Why NFDIcore? It provides shared classes for research infrastructure (datasets, persons, organizations, software) that are common across all NFDI consortia. This means our materials science data can interoperate with cultural heritage, chemistry, and data science data.

Step 2: Model Your Domain

The hardest part isn’t the technology — it’s the modeling decisions. For materials science, we needed to represent:

Materials with their composition, structure, and properties
Processes — how a material is synthesized, tested, or simulated
Measurements — what was measured, how, and what the results were
Provenance — who did this work, at which institution, funded by whom

We used Ontology Design Patterns (ODPs) — modular, reusable modeling templates. For example, our “Process Pattern” captures:

Process → has_input → Material
Process → has_output → Material
Process → has_parameter → Parameter
Process → realized_by → Agent

This pattern works for everything from a tensile test to a DFT simulation.

Step 3: Ingest Data

We integrated data from multiple sources:

Source	What we extracted	Method
Semantic Scholar	Publications, authors, citations	API + Python scripts
ORCID	Researcher identifiers	API
ROR	Organization identifiers	API
DataCite	Dataset metadata	API
Wikidata	Material properties, identifiers	SPARQL federation
Institutional DBs	Experimental metadata	Custom ETL pipelines

Each source required a custom ETL (Extract, Transform, Load) pipeline. We wrote these in Python, outputting RDF triples that conform to our ontology.

_Provided records_:

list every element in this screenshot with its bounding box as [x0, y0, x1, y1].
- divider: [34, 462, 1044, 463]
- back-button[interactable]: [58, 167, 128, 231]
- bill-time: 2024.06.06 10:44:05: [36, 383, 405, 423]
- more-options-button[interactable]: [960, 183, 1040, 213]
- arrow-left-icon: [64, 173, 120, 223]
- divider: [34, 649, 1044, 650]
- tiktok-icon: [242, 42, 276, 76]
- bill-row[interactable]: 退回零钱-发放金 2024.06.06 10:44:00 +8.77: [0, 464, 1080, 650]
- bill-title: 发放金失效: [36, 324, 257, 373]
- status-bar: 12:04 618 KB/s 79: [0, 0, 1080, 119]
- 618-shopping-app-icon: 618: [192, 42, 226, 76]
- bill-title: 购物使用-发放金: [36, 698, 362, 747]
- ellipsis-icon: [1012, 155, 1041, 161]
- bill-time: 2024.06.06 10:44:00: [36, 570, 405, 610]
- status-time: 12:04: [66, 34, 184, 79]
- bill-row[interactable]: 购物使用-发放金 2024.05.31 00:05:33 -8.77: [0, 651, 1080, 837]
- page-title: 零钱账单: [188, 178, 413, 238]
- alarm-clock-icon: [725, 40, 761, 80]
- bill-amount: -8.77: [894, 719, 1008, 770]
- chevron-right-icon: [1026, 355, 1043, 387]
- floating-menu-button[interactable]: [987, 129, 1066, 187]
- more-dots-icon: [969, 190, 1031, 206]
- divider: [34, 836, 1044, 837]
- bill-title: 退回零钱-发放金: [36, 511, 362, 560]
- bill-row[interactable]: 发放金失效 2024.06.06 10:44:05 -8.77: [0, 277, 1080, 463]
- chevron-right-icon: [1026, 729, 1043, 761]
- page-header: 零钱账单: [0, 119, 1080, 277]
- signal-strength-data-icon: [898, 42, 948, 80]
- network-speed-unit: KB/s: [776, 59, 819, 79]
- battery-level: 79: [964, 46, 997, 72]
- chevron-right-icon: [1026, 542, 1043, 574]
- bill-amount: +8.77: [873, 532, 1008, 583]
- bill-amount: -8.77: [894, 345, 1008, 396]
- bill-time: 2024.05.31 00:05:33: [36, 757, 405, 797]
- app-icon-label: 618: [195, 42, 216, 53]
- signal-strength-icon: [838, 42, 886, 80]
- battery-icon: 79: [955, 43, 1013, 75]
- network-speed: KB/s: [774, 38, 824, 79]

* * *

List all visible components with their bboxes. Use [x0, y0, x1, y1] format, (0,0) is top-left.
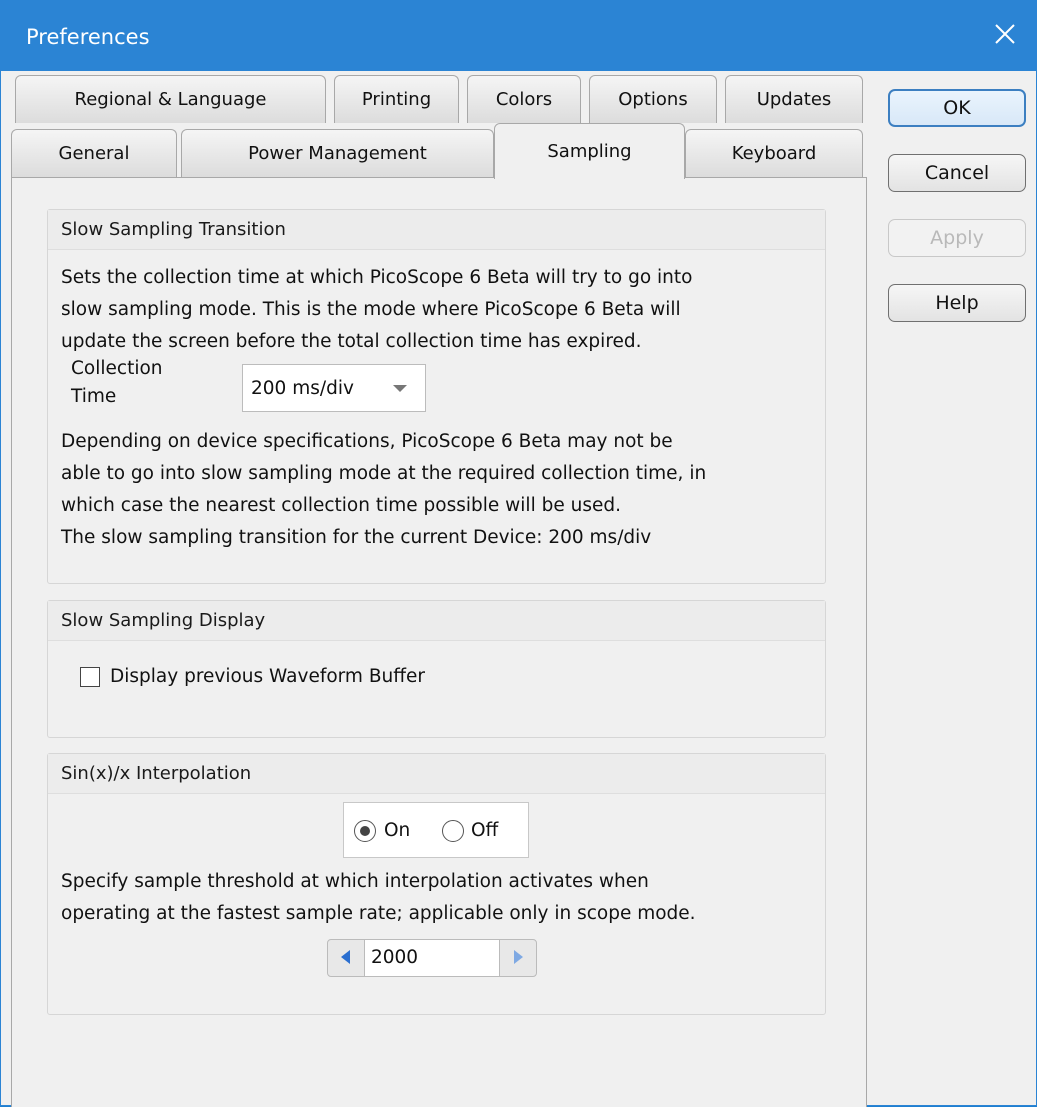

_Requirements_: Can you carry the guide on building a materials science knowledge graph forward from its last sentence? The entries are drawn from a different source than the text.

_Written reply_:
Step 4: Quality Assurance

A knowledge graph is only useful if its data is correct. We implemented:

SHACL validation — shape constraints that check if the data conforms to the ontology
Competency questions — SPARQL queries that the KG must be able to answer (e.g., “Find all tensile test results for steel alloys published after 2020”)
Cross-referencing — checking that entity URIs resolve and that linked data is consistent

Step 5: Deploy and Query

The MSE-KG is served via a SPARQL endpoint backed by a triplestore. Researchers can:

Run SPARQL queries directly
Use our web interface for guided exploration
Access the data via a REST API

Example query — find all publications by researchers at FIZ Karlsruhe about knowledge graphs:

SELECT ?paper ?title ?author ?date WHERE {
  ?paper a nfdicore:Publication ;
         schema:name ?title ;
         schema:author ?author ;
         schema:datePublished ?date .
  ?author schema:affiliation ?org .
  ?org schema:name "FIZ Karlsruhe" .
  FILTER(CONTAINS(LCASE(?title), "knowledge graph"))
}
ORDER BY DESC(?date)

Lessons Learned

Start with competency questions, not the ontology. Define what questions the KG needs to answer before modeling. This keeps you focused.
Reuse before you create. For every class or property you want to add, check if BFO, Dublin Core, Schema.org, or another standard already defines it.
Ontology engineering is a social process. The hardest part was getting domain experts and ontology engineers to agree on modeling decisions. Regular workshops and working examples helped enormously.
Automate everything. Data integration, validation, deployment — if it’s manual, it won’t scale and it won’t be maintained.
Ontology Design Patterns save time. Instead of modeling from scratch, reusable patterns gave us a head start and ensured consistency.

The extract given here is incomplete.